(Stored data entries)
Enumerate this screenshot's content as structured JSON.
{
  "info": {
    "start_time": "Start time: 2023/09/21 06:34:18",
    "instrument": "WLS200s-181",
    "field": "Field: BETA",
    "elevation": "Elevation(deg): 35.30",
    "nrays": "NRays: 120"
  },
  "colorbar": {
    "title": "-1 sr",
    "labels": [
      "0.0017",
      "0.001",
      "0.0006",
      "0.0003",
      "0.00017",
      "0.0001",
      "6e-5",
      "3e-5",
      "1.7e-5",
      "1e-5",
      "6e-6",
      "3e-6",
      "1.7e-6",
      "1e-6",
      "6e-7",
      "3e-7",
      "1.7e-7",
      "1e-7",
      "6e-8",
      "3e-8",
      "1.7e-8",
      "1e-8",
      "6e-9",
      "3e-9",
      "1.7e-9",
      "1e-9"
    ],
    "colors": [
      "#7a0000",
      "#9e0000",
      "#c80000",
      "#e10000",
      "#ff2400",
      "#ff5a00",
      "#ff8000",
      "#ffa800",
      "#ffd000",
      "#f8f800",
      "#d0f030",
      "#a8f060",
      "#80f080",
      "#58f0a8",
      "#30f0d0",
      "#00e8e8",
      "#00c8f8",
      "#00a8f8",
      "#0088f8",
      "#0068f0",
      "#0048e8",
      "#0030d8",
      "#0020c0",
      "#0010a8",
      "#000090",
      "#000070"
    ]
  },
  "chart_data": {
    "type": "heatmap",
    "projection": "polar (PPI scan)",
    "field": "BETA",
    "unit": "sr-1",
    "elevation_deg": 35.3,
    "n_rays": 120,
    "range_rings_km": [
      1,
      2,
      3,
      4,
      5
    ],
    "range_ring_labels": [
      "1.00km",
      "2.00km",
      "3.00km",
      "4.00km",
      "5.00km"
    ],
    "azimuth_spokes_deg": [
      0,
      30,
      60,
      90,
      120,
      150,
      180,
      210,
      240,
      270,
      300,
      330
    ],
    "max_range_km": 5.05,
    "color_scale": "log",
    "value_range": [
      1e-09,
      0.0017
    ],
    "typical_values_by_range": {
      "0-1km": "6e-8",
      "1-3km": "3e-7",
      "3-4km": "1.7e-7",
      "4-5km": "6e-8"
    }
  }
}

* [GIVEN INSTRUCTION]: Reproduce the records above exactly.

* [EXERCISE SOLUTION]:
Enumerate this screenshot's content as structured JSON.
{
  "info": {
    "start_time": "Start time: 2023/09/21 06:34:18",
    "instrument": "WLS200s-181",
    "field": "Field: BETA",
    "elevation": "Elevation(deg): 35.30",
    "nrays": "NRays: 120"
  },
  "colorbar": {
    "title": "-1 sr",
    "labels": [
      "0.0017",
      "0.001",
      "0.0006",
      "0.0003",
      "0.00017",
      "0.0001",
      "6e-5",
      "3e-5",
      "1.7e-5",
      "1e-5",
      "6e-6",
      "3e-6",
      "1.7e-6",
      "1e-6",
      "6e-7",
      "3e-7",
      "1.7e-7",
      "1e-7",
      "6e-8",
      "3e-8",
      "1.7e-8",
      "1e-8",
      "6e-9",
      "3e-9",
      "1.7e-9",
      "1e-9"
    ],
    "colors": [
      "#7a0000",
      "#9e0000",
      "#c80000",
      "#e10000",
      "#ff2400",
      "#ff5a00",
      "#ff8000",
      "#ffa800",
      "#ffd000",
      "#f8f800",
      "#d0f030",
      "#a8f060",
      "#80f080",
      "#58f0a8",
      "#30f0d0",
      "#00e8e8",
      "#00c8f8",
      "#00a8f8",
      "#0088f8",
      "#0068f0",
      "#0048e8",
      "#0030d8",
      "#0020c0",
      "#0010a8",
      "#000090",
      "#000070"
    ]
  },
  "chart_data": {
    "type": "heatmap",
    "projection": "polar (PPI scan)",
    "field": "BETA",
    "unit": "sr-1",
    "elevation_deg": 35.3,
    "n_rays": 120,
    "range_rings_km": [
      1,
      2,
      3,
      4,
      5
    ],
    "range_ring_labels": [
      "1.00km",
      "2.00km",
      "3.00km",
      "4.00km",
      "5.00km"
    ],
    "azimuth_spokes_deg": [
      0,
      30,
      60,
      90,
      120,
      150,
      180,
      210,
      240,
      270,
      300,
      330
    ],
    "max_range_km": 5.05,
    "color_scale": "log",
    "value_range": [
      1e-09,
      0.0017
    ],
    "typical_values_by_range": {
      "0-1km": "6e-8",
      "1-3km": "3e-7",
      "3-4km": "1.7e-7",
      "4-5km": "6e-8"
    }
  }
}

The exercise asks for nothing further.